= Problem to work on =
Repeat every line of the material, character for character.

= Dataset records =
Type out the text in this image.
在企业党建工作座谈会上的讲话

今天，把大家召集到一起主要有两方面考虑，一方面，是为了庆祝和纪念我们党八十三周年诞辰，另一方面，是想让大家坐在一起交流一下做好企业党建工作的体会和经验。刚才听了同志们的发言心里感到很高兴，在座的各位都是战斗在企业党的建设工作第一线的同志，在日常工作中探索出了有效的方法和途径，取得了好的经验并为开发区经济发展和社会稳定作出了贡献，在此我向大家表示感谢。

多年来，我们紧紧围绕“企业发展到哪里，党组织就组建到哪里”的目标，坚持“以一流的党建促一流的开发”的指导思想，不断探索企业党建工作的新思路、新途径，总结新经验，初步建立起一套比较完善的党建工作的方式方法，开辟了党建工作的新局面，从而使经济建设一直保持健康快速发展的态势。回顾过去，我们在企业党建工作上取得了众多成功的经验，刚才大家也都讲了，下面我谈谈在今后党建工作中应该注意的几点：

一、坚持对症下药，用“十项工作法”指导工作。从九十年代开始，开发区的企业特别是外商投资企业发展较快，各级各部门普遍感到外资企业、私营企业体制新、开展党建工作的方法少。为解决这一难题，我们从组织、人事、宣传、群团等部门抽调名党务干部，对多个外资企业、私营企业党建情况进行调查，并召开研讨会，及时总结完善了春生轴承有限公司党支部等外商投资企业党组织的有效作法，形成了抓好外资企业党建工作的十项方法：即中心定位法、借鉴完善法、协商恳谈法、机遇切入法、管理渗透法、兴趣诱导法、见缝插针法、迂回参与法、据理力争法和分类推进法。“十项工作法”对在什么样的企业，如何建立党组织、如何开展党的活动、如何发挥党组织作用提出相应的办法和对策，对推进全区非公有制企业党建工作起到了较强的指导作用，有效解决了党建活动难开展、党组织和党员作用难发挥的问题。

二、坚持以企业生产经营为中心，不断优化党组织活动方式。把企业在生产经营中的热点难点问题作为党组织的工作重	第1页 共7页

= Complete answer =
Type out the text in this image.
在企业党建工作座谈会上的讲话

今天，把大家召集到一起主要有两方面考虑，一方面，是为了庆祝和纪念我们党八十三周年诞辰，另一方面，是想让大家坐在一起交流一下做好企业党建工作的体会和经验。刚才听了同志们的发言心里感到很高兴，在座的各位都是战斗在企业党的建设工作第一线的同志，在日常工作中探索出了有效的方法和途径，取得了好的经验并为开发区经济发展和社会稳定作出了贡献，在此我向大家表示感谢。

多年来，我们紧紧围绕“企业发展到哪里，党组织就组建到哪里”的目标，坚持“以一流的党建促一流的开发”的指导思想，不断探索企业党建工作的新思路、新途径，总结新经验，初步建立起一套比较完善的党建工作的方式方法，开辟了党建工作的新局面，从而使经济建设一直保持健康快速发展的态势。回顾过去，我们在企业党建工作上取得了众多成功的经验，刚才大家也都讲了，下面我谈谈在今后党建工作中应该注意的几点：

一、坚持对症下药，用“十项工作法”指导工作。从九十年代开始，开发区的企业特别是外商投资企业发展较快，各级各部门普遍感到外资企业、私营企业体制新、开展党建工作的方法少。为解决这一难题，我们从组织、人事、宣传、群团等部门抽调名党务干部，对多个外资企业、私营企业党建情况进行调查，并召开研讨会，及时总结完善了春生轴承有限公司党支部等外商投资企业党组织的有效作法，形成了抓好外资企业党建工作的十项方法：即中心定位法、借鉴完善法、协商恳谈法、机遇切入法、管理渗透法、兴趣诱导法、见缝插针法、迂回参与法、据理力争法和分类推进法。“十项工作法”对在什么样的企业，如何建立党组织、如何开展党的活动、如何发挥党组织作用提出相应的办法和对策，对推进全区非公有制企业党建工作起到了较强的指导作用，有效解决了党建活动难开展、党组织和党员作用难发挥的问题。

二、坚持以企业生产经营为中心，不断优化党组织活动方式。把企业在生产经营中的热点难点问题作为党组织的工作重	第1页 共7页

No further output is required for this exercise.